## Stated exercise
Can you copy out the data exactly? Leave the images out.

## Record set
^^^^^^^^^^^^^^^^
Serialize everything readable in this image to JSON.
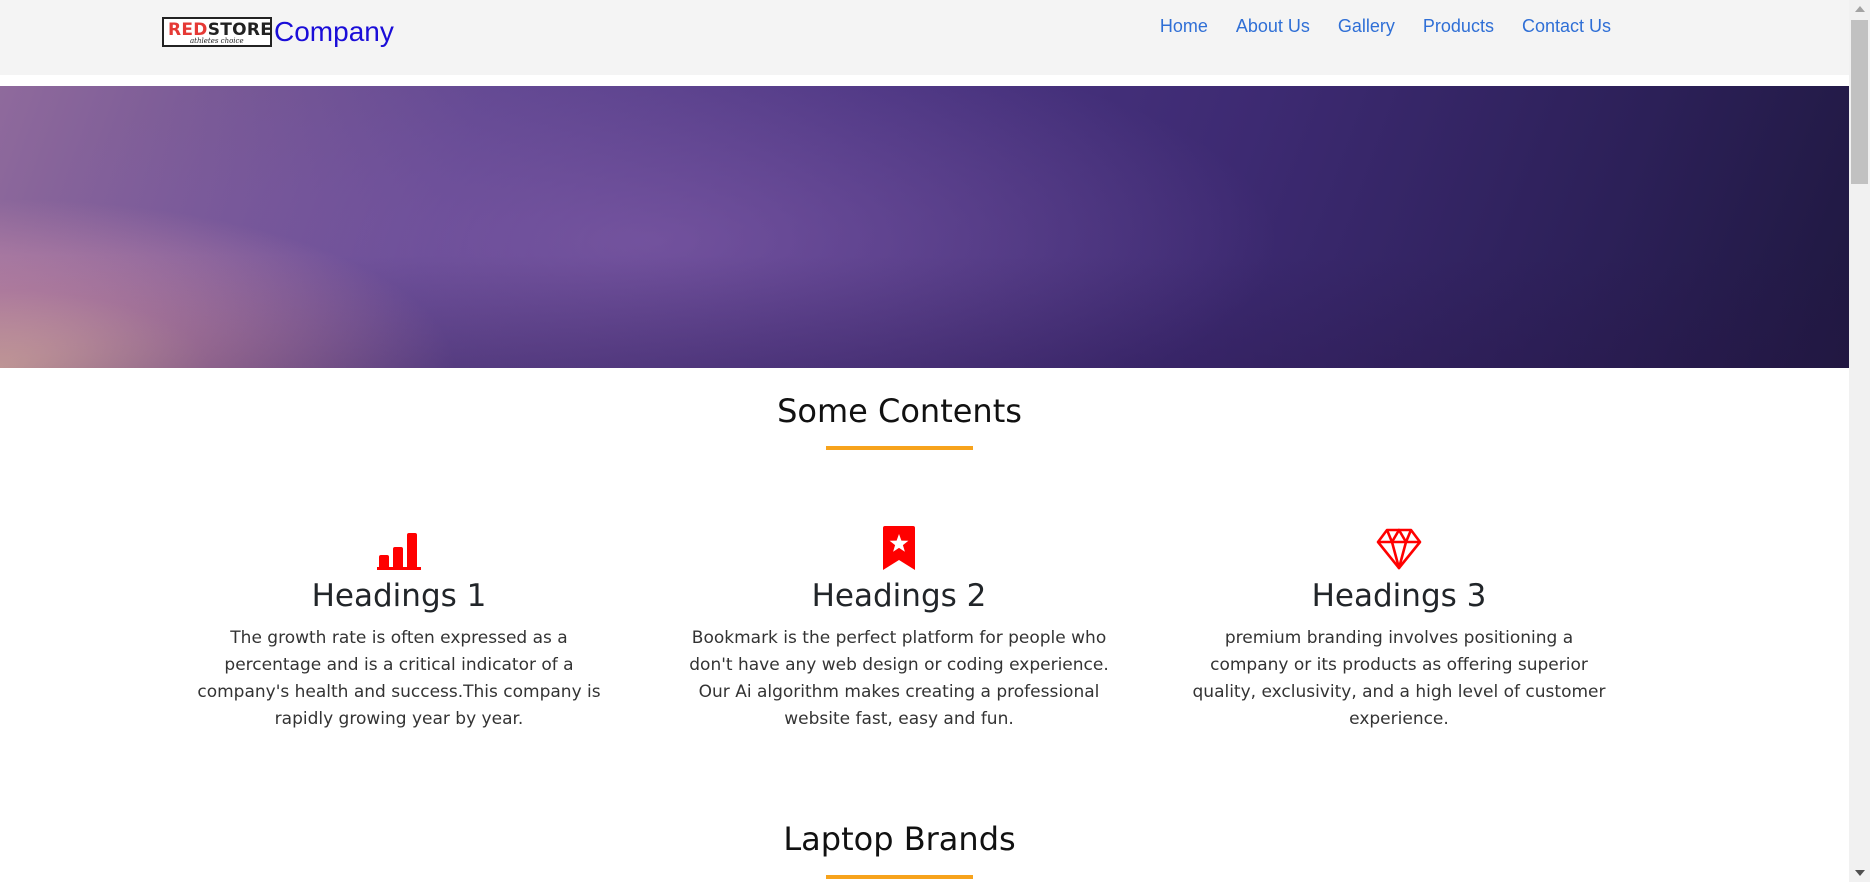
{
  "brand": {
    "logo_red": "RED",
    "logo_black": "STORE",
    "logo_tagline": "athletes choice",
    "name": "Company"
  },
  "nav": {
    "items": [
      "Home",
      "About Us",
      "Gallery",
      "Products",
      "Contact Us"
    ]
  },
  "sections": {
    "contents_title": "Some Contents",
    "brands_title": "Laptop Brands"
  },
  "cards": [
    {
      "icon": "bar-chart-icon",
      "heading": "Headings 1",
      "text": "The growth rate is often expressed as a percentage and is a critical indicator of a company's health and success.This company is rapidly growing year by year."
    },
    {
      "icon": "bookmark-star-icon",
      "heading": "Headings 2",
      "text": "Bookmark is the perfect platform for people who don't have any web design or coding experience. Our Ai algorithm makes creating a professional website fast, easy and fun."
    },
    {
      "icon": "gem-icon",
      "heading": "Headings 3",
      "text": "premium branding involves positioning a company or its products as offering superior quality, exclusivity, and a high level of customer experience."
    }
  ],
  "colors": {
    "accent_icon": "#ff0000",
    "underline": "#f7a31c",
    "nav_link": "#2f6fd6",
    "brand_name": "#1a0dd8"
  }
}
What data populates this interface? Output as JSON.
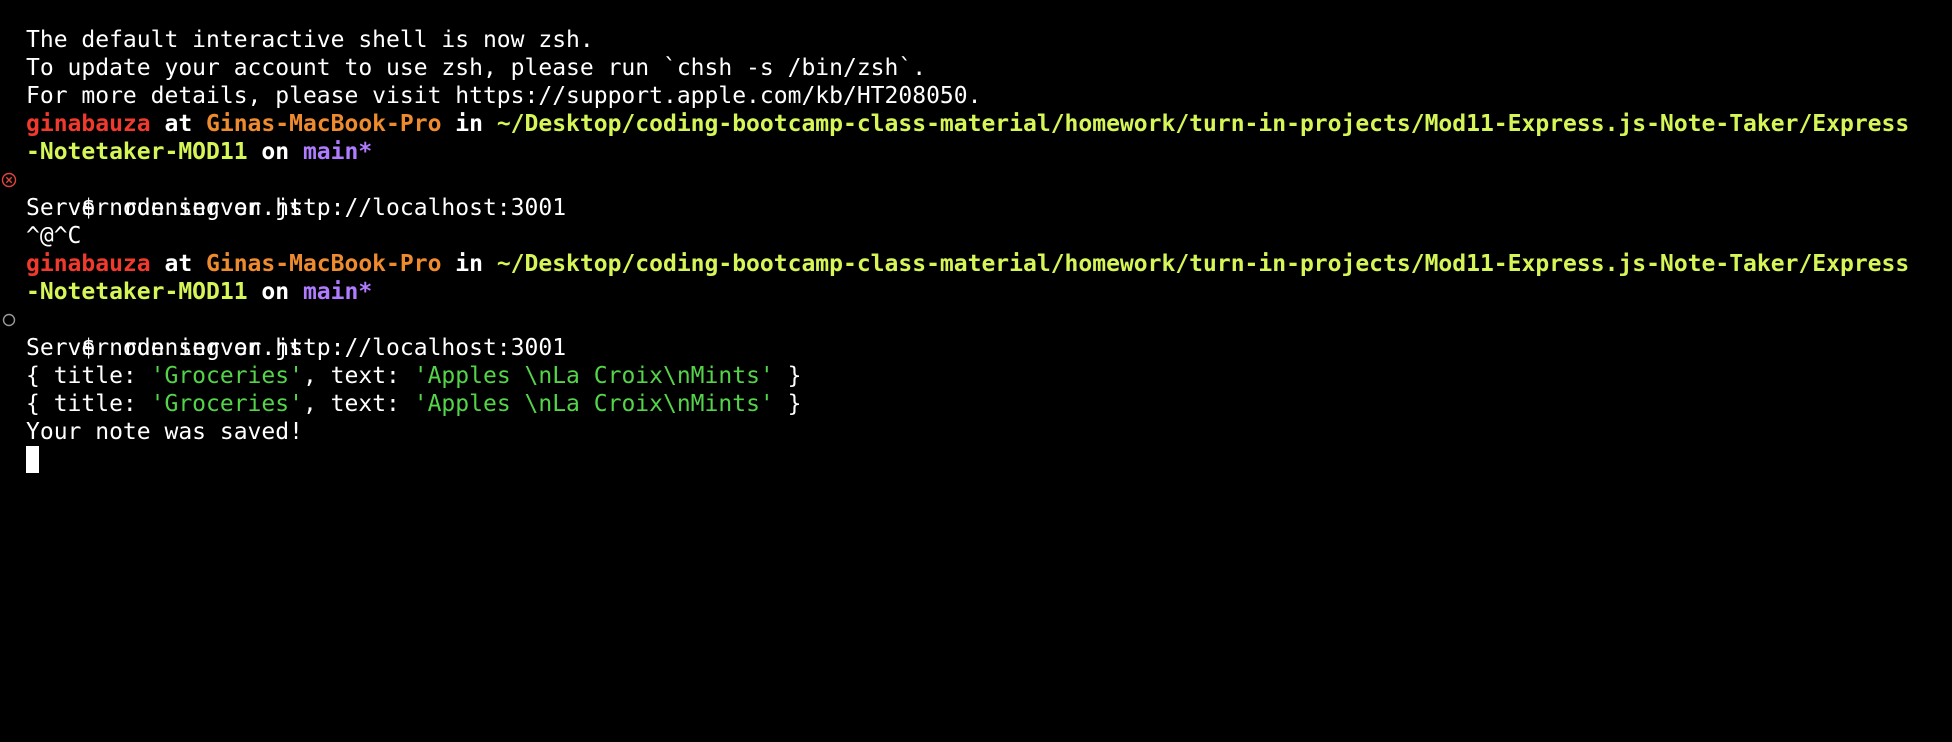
{
  "intro": {
    "line1": "The default interactive shell is now zsh.",
    "line2": "To update your account to use zsh, please run `chsh -s /bin/zsh`.",
    "line3": "For more details, please visit https://support.apple.com/kb/HT208050."
  },
  "prompt": {
    "user": "ginabauza",
    "at": " at ",
    "host": "Ginas-MacBook-Pro",
    "in": " in ",
    "path_line1": "~/Desktop/coding-bootcamp-class-material/homework/turn-in-projects/Mod11-Express.js-Note-Taker/Express",
    "path_line2": "-Notetaker-MOD11",
    "on": " on ",
    "branch": "main*"
  },
  "session1": {
    "command": "$ node server.js",
    "output1": "Server running on http://localhost:3001",
    "output2": "^@^C"
  },
  "session2": {
    "command": "$ node server.js",
    "output1": "Server running on http://localhost:3001",
    "log_open": "{ title: ",
    "log_title": "'Groceries'",
    "log_mid": ", text: ",
    "log_text": "'Apples \\nLa Croix\\nMints'",
    "log_close": " }",
    "saved": "Your note was saved!"
  },
  "colors": {
    "background": "#000000",
    "text": "#ffffff",
    "user": "#f2392d",
    "host": "#ee8b2e",
    "path": "#d6f557",
    "branch": "#b07cff",
    "string": "#53d449",
    "error_marker": "#e0463f",
    "idle_marker": "#9a9a9a"
  },
  "icons": {
    "error_marker": "circled-x-icon",
    "running_marker": "circle-outline-icon"
  }
}
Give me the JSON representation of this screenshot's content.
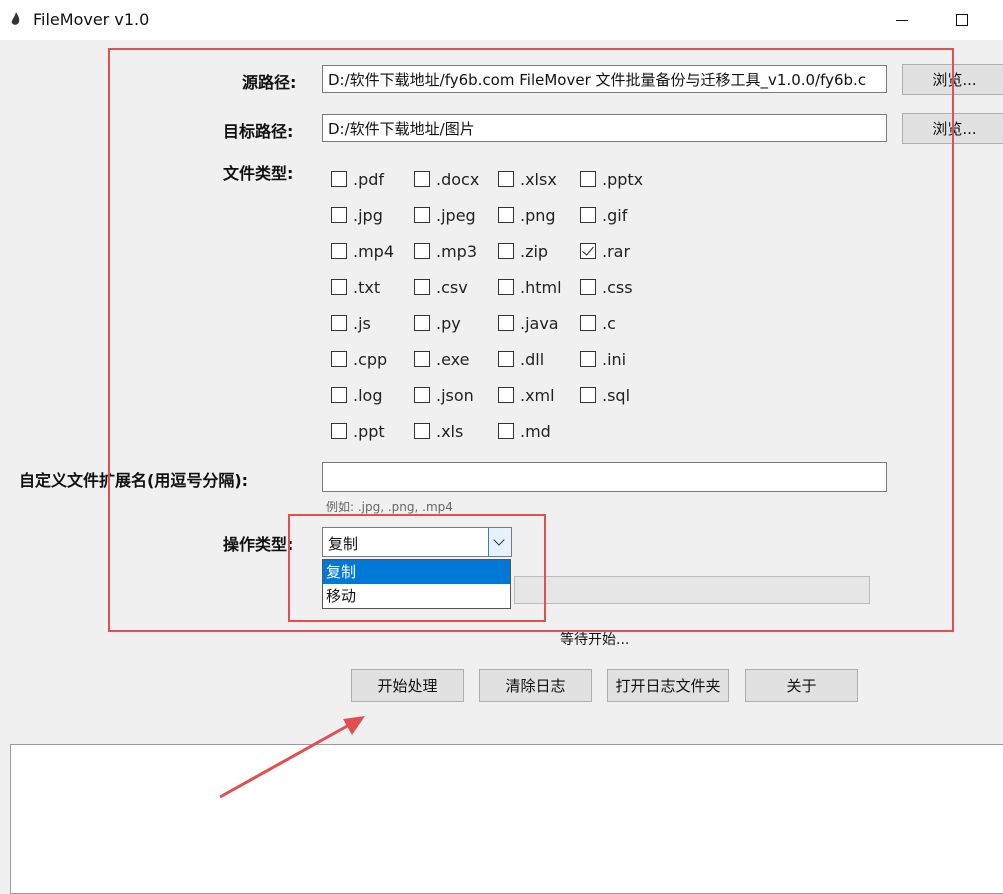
{
  "window": {
    "title": "FileMover v1.0"
  },
  "source": {
    "label": "源路径:",
    "value": "D:/软件下载地址/fy6b.com FileMover 文件批量备份与迁移工具_v1.0.0/fy6b.c",
    "browse": "浏览..."
  },
  "target": {
    "label": "目标路径:",
    "value": "D:/软件下载地址/图片",
    "browse": "浏览..."
  },
  "filetypes": {
    "label": "文件类型:",
    "items": [
      {
        "ext": ".pdf",
        "checked": false
      },
      {
        "ext": ".docx",
        "checked": false
      },
      {
        "ext": ".xlsx",
        "checked": false
      },
      {
        "ext": ".pptx",
        "checked": false
      },
      {
        "ext": ".jpg",
        "checked": false
      },
      {
        "ext": ".jpeg",
        "checked": false
      },
      {
        "ext": ".png",
        "checked": false
      },
      {
        "ext": ".gif",
        "checked": false
      },
      {
        "ext": ".mp4",
        "checked": false
      },
      {
        "ext": ".mp3",
        "checked": false
      },
      {
        "ext": ".zip",
        "checked": false
      },
      {
        "ext": ".rar",
        "checked": true
      },
      {
        "ext": ".txt",
        "checked": false
      },
      {
        "ext": ".csv",
        "checked": false
      },
      {
        "ext": ".html",
        "checked": false
      },
      {
        "ext": ".css",
        "checked": false
      },
      {
        "ext": ".js",
        "checked": false
      },
      {
        "ext": ".py",
        "checked": false
      },
      {
        "ext": ".java",
        "checked": false
      },
      {
        "ext": ".c",
        "checked": false
      },
      {
        "ext": ".cpp",
        "checked": false
      },
      {
        "ext": ".exe",
        "checked": false
      },
      {
        "ext": ".dll",
        "checked": false
      },
      {
        "ext": ".ini",
        "checked": false
      },
      {
        "ext": ".log",
        "checked": false
      },
      {
        "ext": ".json",
        "checked": false
      },
      {
        "ext": ".xml",
        "checked": false
      },
      {
        "ext": ".sql",
        "checked": false
      },
      {
        "ext": ".ppt",
        "checked": false
      },
      {
        "ext": ".xls",
        "checked": false
      },
      {
        "ext": ".md",
        "checked": false
      }
    ]
  },
  "custom_ext": {
    "label": "自定义文件扩展名(用逗号分隔):",
    "value": "",
    "hint": "例如: .jpg, .png, .mp4"
  },
  "operation": {
    "label": "操作类型:",
    "selected": "复制",
    "options": [
      "复制",
      "移动"
    ]
  },
  "status": "等待开始...",
  "buttons": {
    "start": "开始处理",
    "clear": "清除日志",
    "open_log": "打开日志文件夹",
    "about": "关于"
  },
  "annotation_color": "#e05050"
}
^^^^^^^^^^^^^^^^
## Exercise answer
Serialize everything readable in this image to JSON.
{
  "brand": {
    "logo_red": "RED",
    "logo_black": "STORE",
    "logo_tagline": "athletes choice",
    "name": "Company"
  },
  "nav": {
    "items": [
      "Home",
      "About Us",
      "Gallery",
      "Products",
      "Contact Us"
    ]
  },
  "sections": {
    "contents_title": "Some Contents",
    "brands_title": "Laptop Brands"
  },
  "cards": [
    {
      "icon": "bar-chart-icon",
      "heading": "Headings 1",
      "text": "The growth rate is often expressed as a percentage and is a critical indicator of a company's health and success.This company is rapidly growing year by year."
    },
    {
      "icon": "bookmark-star-icon",
      "heading": "Headings 2",
      "text": "Bookmark is the perfect platform for people who don't have any web design or coding experience. Our Ai algorithm makes creating a professional website fast, easy and fun."
    },
    {
      "icon": "gem-icon",
      "heading": "Headings 3",
      "text": "premium branding involves positioning a company or its products as offering superior quality, exclusivity, and a high level of customer experience."
    }
  ],
  "colors": {
    "accent_icon": "#ff0000",
    "underline": "#f7a31c",
    "nav_link": "#2f6fd6",
    "brand_name": "#1a0dd8"
  }
}
What data populates this interface? Output as JSON.
{
  "intro": {
    "line1": "The default interactive shell is now zsh.",
    "line2": "To update your account to use zsh, please run `chsh -s /bin/zsh`.",
    "line3": "For more details, please visit https://support.apple.com/kb/HT208050."
  },
  "prompt": {
    "user": "ginabauza",
    "at": " at ",
    "host": "Ginas-MacBook-Pro",
    "in": " in ",
    "path_line1": "~/Desktop/coding-bootcamp-class-material/homework/turn-in-projects/Mod11-Express.js-Note-Taker/Express",
    "path_line2": "-Notetaker-MOD11",
    "on": " on ",
    "branch": "main*"
  },
  "session1": {
    "command": "$ node server.js",
    "output1": "Server running on http://localhost:3001",
    "output2": "^@^C"
  },
  "session2": {
    "command": "$ node server.js",
    "output1": "Server running on http://localhost:3001",
    "log_open": "{ title: ",
    "log_title": "'Groceries'",
    "log_mid": ", text: ",
    "log_text": "'Apples \\nLa Croix\\nMints'",
    "log_close": " }",
    "saved": "Your note was saved!"
  },
  "colors": {
    "background": "#000000",
    "text": "#ffffff",
    "user": "#f2392d",
    "host": "#ee8b2e",
    "path": "#d6f557",
    "branch": "#b07cff",
    "string": "#53d449",
    "error_marker": "#e0463f",
    "idle_marker": "#9a9a9a"
  },
  "icons": {
    "error_marker": "circled-x-icon",
    "running_marker": "circle-outline-icon"
  }
}
Give me the JSON representation of this screenshot's content.
{
  "window": {
    "title": "FileMover v1.0"
  },
  "source": {
    "label": "源路径:",
    "value": "D:/软件下载地址/fy6b.com FileMover 文件批量备份与迁移工具_v1.0.0/fy6b.c",
    "browse": "浏览..."
  },
  "target": {
    "label": "目标路径:",
    "value": "D:/软件下载地址/图片",
    "browse": "浏览..."
  },
  "filetypes": {
    "label": "文件类型:",
    "items": [
      {
        "ext": ".pdf",
        "checked": false
      },
      {
        "ext": ".docx",
        "checked": false
      },
      {
        "ext": ".xlsx",
        "checked": false
      },
      {
        "ext": ".pptx",
        "checked": false
      },
      {
        "ext": ".jpg",
        "checked": false
      },
      {
        "ext": ".jpeg",
        "checked": false
      },
      {
        "ext": ".png",
        "checked": false
      },
      {
        "ext": ".gif",
        "checked": false
      },
      {
        "ext": ".mp4",
        "checked": false
      },
      {
        "ext": ".mp3",
        "checked": false
      },
      {
        "ext": ".zip",
        "checked": false
      },
      {
        "ext": ".rar",
        "checked": true
      },
      {
        "ext": ".txt",
        "checked": false
      },
      {
        "ext": ".csv",
        "checked": false
      },
      {
        "ext": ".html",
        "checked": false
      },
      {
        "ext": ".css",
        "checked": false
      },
      {
        "ext": ".js",
        "checked": false
      },
      {
        "ext": ".py",
        "checked": false
      },
      {
        "ext": ".java",
        "checked": false
      },
      {
        "ext": ".c",
        "checked": false
      },
      {
        "ext": ".cpp",
        "checked": false
      },
      {
        "ext": ".exe",
        "checked": false
      },
      {
        "ext": ".dll",
        "checked": false
      },
      {
        "ext": ".ini",
        "checked": false
      },
      {
        "ext": ".log",
        "checked": false
      },
      {
        "ext": ".json",
        "checked": false
      },
      {
        "ext": ".xml",
        "checked": false
      },
      {
        "ext": ".sql",
        "checked": false
      },
      {
        "ext": ".ppt",
        "checked": false
      },
      {
        "ext": ".xls",
        "checked": false
      },
      {
        "ext": ".md",
        "checked": false
      }
    ]
  },
  "custom_ext": {
    "label": "自定义文件扩展名(用逗号分隔):",
    "value": "",
    "hint": "例如: .jpg, .png, .mp4"
  },
  "operation": {
    "label": "操作类型:",
    "selected": "复制",
    "options": [
      "复制",
      "移动"
    ]
  },
  "status": "等待开始...",
  "buttons": {
    "start": "开始处理",
    "clear": "清除日志",
    "open_log": "打开日志文件夹",
    "about": "关于"
  },
  "annotation_color": "#e05050"
}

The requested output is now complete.